◆ **Exercise**: Go through the entries below and copy each line containing the word "недополученных".

— Start of Extracted information —

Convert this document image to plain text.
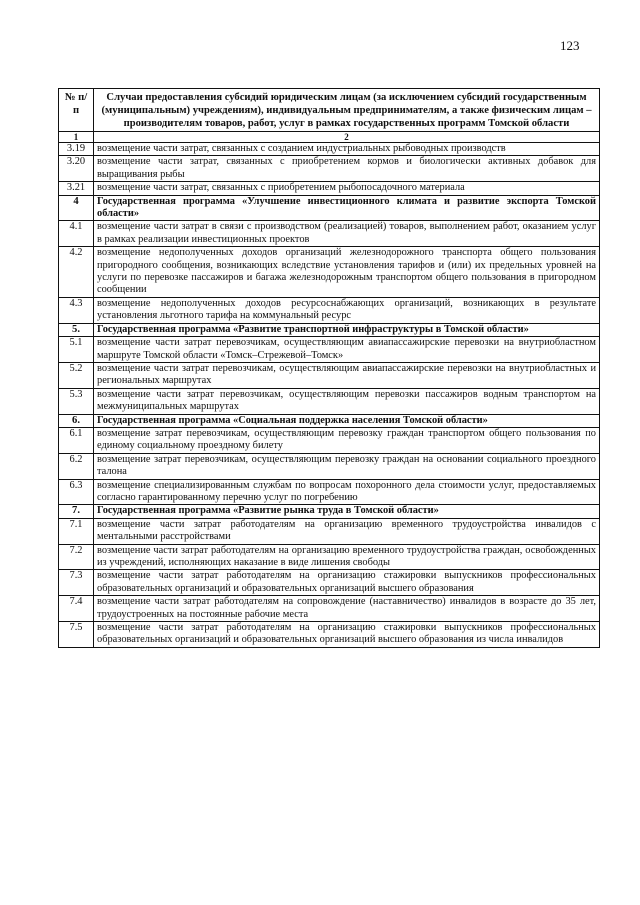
123
№ п/п	Случаи предоставления субсидий юридическим лицам (за исключением субсидий государственным (муниципальным) учреждениям), индивидуальным предпринимателям, а также физическим лицам – производителям товаров, работ, услуг в рамках государственных программ Томской области
1	2
3.19	возмещение части затрат, связанных с созданием индустриальных рыбоводных производств
3.20	возмещение части затрат, связанных с приобретением кормов и биологически активных добавок для выращивания рыбы
3.21	возмещение части затрат, связанных с приобретением рыбопосадочного материала
4	Государственная программа «Улучшение инвестиционного климата и развитие экспорта Томской области»
4.1	возмещение части затрат в связи с производством (реализацией) товаров, выполнением работ, оказанием услуг в рамках реализации инвестиционных проектов
4.2	возмещение недополученных доходов организаций железнодорожного транспорта общего пользования пригородного сообщения, возникающих вследствие установления тарифов и (или) их предельных уровней на услуги по перевозке пассажиров и багажа железнодорожным транспортом общего пользования в пригородном сообщении
4.3	возмещение недополученных доходов ресурсоснабжающих организаций, возникающих в результате установления льготного тарифа на коммунальный ресурс
5.	Государственная программа «Развитие транспортной инфраструктуры в Томской области»
5.1	возмещение части затрат перевозчикам, осуществляющим авиапассажирские перевозки на внутриобластном маршруте Томской области «Томск–Стрежевой–Томск»
5.2	возмещение части затрат перевозчикам, осуществляющим авиапассажирские перевозки на внутриобластных и региональных маршрутах
5.3	возмещение части затрат перевозчикам, осуществляющим перевозки пассажиров водным транспортом на межмуниципальных маршрутах
6.	Государственная программа «Социальная поддержка населения Томской области»
6.1	возмещение затрат перевозчикам, осуществляющим перевозку граждан транспортом общего пользования по единому социальному проездному билету
6.2	возмещение затрат перевозчикам, осуществляющим перевозку граждан на основании социального проездного талона
6.3	возмещение специализированным службам по вопросам похоронного дела стоимости услуг, предоставляемых согласно гарантированному перечню услуг по погребению
7.	Государственная программа «Развитие рынка труда в Томской области»
7.1	возмещение части затрат работодателям на организацию временного трудоустройства инвалидов с ментальными расстройствами
7.2	возмещение части затрат работодателям на организацию временного трудоустройства граждан, освобожденных из учреждений, исполняющих наказание в виде лишения свободы
7.3	возмещение части затрат работодателям на организацию стажировки выпускников профессиональных образовательных организаций и образовательных организаций высшего образования
7.4	возмещение части затрат работодателям на сопровождение (наставничество) инвалидов в возрасте до 35 лет, трудоустроенных на постоянные рабочие места
7.5	возмещение части затрат работодателям на организацию стажировки выпускников профессиональных образовательных организаций и образовательных организаций высшего образования из числа инвалидов
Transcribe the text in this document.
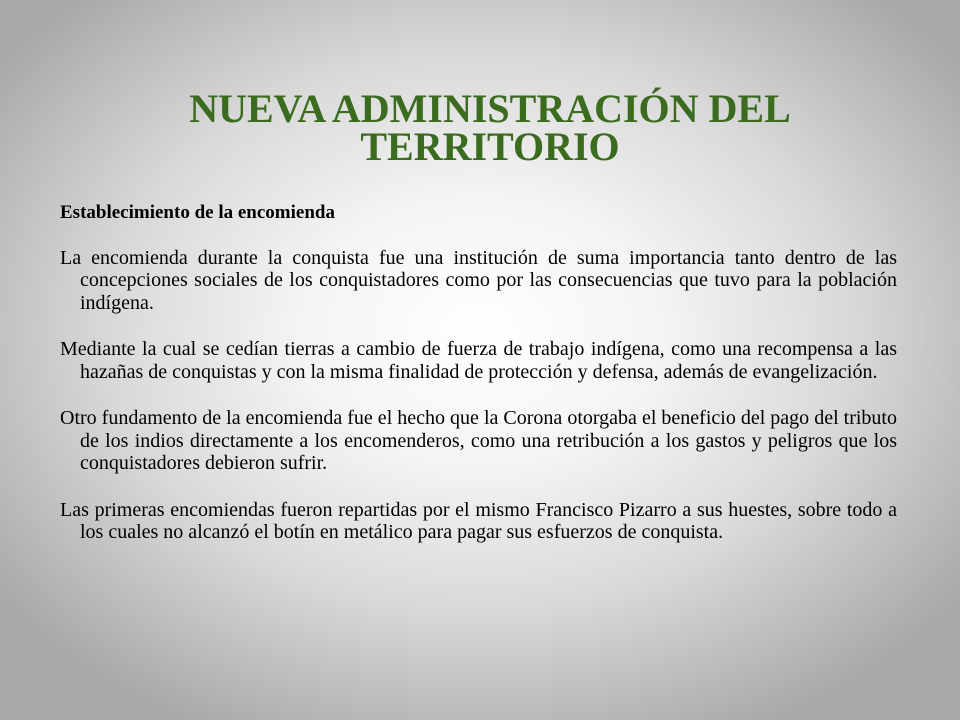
NUEVA ADMINISTRACIÓN DEL
TERRITORIO

Establecimiento de la encomienda

La encomienda durante la conquista fue una institución de suma importancia tanto dentro de las concepciones sociales de los conquistadores como por las consecuencias que tuvo para la población indígena.

Mediante la cual se cedían tierras a cambio de fuerza de trabajo indígena, como una recompensa a las hazañas de conquistas y con la misma finalidad de protección y defensa, además de evangelización.

Otro fundamento de la encomienda fue el hecho que la Corona otorgaba el beneficio del pago del tributo de los indios directamente a los encomenderos, como una retribución a los gastos y peligros que los conquistadores debieron sufrir.

Las primeras encomiendas fueron repartidas por el mismo Francisco Pizarro a sus huestes, sobre todo a los cuales no alcanzó el botín en metálico para pagar sus esfuerzos de conquista.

— End of Extracted information —

◆ **Solution**:
4.2	возмещение недополученных доходов организаций железнодорожного транспорта общего пользования пригородного сообщения, возникающих вследствие установления тарифов и (или) их предельных уровней на услуги по перевозке пассажиров и багажа железнодорожным транспортом общего пользования в пригородном сообщении
4.3	возмещение недополученных доходов ресурсоснабжающих организаций, возникающих в результате установления льготного тарифа на коммунальный ресурс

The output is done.